*Direction*. What number of lines contain the word "JSON"? Reply with the number and nothing else.

*Exercise input*.
_ _ _ _
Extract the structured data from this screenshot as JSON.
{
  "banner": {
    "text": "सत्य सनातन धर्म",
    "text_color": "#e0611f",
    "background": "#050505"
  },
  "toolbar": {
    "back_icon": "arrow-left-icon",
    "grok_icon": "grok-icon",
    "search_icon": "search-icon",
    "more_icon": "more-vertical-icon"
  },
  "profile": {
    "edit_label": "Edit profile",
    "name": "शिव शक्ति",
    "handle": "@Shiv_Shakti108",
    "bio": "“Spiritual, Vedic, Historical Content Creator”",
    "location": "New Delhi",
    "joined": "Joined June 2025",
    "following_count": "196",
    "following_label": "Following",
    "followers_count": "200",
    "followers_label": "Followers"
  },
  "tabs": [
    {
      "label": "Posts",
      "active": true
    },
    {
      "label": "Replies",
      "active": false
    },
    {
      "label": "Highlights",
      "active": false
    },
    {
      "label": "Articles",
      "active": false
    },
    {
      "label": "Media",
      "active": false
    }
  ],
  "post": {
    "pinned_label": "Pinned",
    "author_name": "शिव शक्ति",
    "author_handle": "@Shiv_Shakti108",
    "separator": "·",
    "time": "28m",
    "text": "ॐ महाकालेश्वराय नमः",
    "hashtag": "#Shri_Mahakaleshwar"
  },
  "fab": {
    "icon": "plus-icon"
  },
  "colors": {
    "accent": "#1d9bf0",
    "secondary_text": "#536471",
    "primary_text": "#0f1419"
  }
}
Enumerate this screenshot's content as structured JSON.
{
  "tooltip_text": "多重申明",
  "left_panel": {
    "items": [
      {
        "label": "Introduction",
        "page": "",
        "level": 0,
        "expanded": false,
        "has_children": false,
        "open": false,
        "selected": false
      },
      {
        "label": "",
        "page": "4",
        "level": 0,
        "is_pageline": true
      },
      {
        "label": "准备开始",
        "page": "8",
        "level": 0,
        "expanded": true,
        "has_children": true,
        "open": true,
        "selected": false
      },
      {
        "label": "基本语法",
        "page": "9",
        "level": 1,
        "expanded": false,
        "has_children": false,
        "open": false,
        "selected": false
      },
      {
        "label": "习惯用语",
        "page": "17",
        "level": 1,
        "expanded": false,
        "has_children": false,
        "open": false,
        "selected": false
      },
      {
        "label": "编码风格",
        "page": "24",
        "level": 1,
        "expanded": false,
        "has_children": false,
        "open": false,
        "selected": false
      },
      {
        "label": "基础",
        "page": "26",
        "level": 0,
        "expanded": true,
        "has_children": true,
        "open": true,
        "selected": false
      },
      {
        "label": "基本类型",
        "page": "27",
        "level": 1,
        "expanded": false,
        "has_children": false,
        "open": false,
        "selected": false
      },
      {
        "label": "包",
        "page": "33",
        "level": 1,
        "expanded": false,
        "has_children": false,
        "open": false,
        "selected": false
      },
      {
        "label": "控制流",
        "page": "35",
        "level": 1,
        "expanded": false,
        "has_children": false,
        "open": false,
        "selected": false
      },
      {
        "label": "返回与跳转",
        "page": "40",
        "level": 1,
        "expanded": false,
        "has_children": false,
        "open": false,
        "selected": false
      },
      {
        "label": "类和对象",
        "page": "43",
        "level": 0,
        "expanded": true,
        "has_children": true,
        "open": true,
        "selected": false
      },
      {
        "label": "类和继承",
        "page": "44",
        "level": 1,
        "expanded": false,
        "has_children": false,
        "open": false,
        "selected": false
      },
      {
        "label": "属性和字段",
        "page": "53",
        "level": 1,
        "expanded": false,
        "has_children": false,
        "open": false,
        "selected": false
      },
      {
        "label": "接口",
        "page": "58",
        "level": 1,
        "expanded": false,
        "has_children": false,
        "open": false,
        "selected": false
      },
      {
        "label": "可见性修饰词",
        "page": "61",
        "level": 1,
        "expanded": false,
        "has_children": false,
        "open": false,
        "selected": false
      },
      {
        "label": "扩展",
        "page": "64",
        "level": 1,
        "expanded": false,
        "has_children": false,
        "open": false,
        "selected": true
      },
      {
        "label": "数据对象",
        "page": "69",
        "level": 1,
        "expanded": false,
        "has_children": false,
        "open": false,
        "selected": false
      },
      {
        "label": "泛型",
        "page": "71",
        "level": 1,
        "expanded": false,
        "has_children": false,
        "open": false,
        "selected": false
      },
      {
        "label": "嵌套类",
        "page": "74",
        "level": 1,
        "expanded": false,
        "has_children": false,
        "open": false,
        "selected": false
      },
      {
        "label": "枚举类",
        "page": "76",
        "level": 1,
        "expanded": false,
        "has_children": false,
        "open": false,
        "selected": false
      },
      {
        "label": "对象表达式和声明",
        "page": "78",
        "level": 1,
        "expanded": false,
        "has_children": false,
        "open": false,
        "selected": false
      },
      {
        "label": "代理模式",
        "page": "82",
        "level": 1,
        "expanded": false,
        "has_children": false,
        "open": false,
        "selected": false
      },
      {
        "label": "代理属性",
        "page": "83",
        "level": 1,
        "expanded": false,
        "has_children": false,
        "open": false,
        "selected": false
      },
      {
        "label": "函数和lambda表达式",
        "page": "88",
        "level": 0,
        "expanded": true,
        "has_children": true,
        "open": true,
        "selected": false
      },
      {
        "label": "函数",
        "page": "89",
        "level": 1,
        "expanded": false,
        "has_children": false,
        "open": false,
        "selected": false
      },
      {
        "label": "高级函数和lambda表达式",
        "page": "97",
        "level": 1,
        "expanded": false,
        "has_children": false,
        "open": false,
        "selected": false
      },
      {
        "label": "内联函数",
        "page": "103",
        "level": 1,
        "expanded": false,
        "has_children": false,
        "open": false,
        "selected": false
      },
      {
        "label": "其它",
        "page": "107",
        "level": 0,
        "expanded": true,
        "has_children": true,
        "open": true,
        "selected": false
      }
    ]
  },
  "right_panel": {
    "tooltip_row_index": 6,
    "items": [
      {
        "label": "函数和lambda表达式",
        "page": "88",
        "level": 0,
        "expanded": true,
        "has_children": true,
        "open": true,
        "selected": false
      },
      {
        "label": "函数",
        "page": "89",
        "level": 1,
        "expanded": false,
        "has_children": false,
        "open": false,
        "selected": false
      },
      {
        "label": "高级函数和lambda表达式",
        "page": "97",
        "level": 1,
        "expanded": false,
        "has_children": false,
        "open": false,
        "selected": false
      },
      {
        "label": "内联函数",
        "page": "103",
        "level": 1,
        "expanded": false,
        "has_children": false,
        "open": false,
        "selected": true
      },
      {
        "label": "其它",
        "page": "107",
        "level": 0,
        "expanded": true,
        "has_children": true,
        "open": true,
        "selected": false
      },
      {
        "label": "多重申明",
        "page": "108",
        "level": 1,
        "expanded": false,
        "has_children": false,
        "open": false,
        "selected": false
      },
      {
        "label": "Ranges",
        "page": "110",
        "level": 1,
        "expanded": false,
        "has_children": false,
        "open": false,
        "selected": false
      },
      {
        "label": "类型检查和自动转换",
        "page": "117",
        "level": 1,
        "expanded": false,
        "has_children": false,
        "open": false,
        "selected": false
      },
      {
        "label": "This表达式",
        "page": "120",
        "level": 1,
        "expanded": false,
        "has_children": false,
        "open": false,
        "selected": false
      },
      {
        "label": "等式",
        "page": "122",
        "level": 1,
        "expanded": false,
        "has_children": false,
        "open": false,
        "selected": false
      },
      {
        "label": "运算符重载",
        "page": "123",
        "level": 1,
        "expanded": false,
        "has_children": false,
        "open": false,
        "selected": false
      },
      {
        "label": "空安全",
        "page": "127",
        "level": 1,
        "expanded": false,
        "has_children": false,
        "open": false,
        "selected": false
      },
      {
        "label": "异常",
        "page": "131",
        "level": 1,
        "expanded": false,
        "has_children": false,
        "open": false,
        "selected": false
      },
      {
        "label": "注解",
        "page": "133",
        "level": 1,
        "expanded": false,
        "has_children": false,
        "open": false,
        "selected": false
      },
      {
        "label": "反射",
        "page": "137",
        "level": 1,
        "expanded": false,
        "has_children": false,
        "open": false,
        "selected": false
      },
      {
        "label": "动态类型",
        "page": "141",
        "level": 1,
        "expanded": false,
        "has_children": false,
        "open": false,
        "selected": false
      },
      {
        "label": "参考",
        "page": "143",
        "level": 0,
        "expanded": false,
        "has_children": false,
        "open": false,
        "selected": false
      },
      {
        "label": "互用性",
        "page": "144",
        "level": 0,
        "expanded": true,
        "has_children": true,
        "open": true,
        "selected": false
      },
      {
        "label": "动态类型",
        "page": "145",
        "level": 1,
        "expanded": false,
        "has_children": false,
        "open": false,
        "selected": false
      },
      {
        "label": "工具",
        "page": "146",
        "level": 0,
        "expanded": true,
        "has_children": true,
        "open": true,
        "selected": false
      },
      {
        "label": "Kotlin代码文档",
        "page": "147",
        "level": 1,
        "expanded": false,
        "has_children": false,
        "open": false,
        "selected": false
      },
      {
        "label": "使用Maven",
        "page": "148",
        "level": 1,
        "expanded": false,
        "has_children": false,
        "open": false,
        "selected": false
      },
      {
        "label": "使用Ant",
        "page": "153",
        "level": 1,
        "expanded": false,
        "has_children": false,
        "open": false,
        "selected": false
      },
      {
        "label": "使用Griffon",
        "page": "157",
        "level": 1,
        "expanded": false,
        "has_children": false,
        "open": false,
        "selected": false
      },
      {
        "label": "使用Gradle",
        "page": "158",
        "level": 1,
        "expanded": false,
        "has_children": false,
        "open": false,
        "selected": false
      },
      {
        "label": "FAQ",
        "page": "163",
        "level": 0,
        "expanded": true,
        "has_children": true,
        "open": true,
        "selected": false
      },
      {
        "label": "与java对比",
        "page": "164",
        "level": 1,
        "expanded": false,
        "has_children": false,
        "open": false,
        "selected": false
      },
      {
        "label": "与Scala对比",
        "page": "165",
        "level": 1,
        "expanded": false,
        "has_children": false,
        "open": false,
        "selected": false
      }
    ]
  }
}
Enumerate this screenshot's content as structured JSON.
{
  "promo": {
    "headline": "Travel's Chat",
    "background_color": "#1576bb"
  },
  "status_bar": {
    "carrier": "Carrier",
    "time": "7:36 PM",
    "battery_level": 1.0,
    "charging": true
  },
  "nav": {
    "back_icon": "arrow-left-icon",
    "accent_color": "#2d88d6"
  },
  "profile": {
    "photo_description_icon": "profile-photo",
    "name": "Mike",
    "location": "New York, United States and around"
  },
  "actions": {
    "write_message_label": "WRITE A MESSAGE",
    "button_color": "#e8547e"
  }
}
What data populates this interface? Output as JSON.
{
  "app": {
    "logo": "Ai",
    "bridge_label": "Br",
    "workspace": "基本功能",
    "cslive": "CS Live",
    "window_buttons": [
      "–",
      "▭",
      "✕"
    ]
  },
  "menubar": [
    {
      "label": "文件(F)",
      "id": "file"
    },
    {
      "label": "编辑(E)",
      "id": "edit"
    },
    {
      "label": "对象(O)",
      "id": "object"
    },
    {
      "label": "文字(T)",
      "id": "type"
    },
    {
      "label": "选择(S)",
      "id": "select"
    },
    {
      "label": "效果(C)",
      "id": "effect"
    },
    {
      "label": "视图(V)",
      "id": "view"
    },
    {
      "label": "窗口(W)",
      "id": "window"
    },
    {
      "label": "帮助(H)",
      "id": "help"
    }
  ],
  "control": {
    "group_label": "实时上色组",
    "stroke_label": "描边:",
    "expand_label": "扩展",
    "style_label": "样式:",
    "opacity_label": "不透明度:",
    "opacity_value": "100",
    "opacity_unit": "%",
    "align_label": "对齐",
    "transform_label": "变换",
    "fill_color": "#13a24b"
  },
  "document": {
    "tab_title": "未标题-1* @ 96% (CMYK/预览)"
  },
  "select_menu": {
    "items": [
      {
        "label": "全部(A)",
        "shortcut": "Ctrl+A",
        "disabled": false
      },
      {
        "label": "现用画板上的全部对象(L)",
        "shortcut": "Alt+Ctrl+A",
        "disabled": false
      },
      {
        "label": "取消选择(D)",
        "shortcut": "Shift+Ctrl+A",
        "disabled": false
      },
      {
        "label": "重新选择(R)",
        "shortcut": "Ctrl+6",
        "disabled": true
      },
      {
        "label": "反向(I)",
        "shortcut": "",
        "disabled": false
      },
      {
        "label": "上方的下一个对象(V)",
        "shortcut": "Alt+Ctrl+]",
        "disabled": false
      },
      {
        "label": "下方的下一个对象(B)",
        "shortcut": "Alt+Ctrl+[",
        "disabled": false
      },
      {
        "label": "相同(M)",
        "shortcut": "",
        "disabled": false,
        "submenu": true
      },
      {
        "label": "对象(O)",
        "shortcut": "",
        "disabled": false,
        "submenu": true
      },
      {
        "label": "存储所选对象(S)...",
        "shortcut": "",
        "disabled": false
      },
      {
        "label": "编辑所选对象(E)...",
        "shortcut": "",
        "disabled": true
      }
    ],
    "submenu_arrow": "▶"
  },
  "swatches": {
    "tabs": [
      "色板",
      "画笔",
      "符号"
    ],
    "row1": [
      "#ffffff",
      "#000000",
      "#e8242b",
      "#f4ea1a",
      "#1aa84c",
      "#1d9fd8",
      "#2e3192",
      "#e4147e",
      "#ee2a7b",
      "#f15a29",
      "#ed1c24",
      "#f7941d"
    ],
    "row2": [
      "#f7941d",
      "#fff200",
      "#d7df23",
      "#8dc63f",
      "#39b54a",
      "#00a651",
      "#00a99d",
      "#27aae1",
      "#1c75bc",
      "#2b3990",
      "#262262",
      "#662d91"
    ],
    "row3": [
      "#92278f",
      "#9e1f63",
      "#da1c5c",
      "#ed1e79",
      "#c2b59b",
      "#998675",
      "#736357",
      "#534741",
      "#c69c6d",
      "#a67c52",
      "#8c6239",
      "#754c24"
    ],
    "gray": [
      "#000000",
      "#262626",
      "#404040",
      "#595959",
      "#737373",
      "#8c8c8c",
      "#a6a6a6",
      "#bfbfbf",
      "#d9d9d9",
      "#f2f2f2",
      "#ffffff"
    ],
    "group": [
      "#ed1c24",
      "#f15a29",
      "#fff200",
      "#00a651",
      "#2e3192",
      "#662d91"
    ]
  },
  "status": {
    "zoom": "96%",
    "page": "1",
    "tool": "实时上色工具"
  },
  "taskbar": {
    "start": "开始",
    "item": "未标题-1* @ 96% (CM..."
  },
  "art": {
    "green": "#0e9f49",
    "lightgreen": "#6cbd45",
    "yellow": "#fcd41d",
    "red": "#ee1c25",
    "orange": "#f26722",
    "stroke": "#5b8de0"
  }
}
_ _ _ _
*Written solution*. 4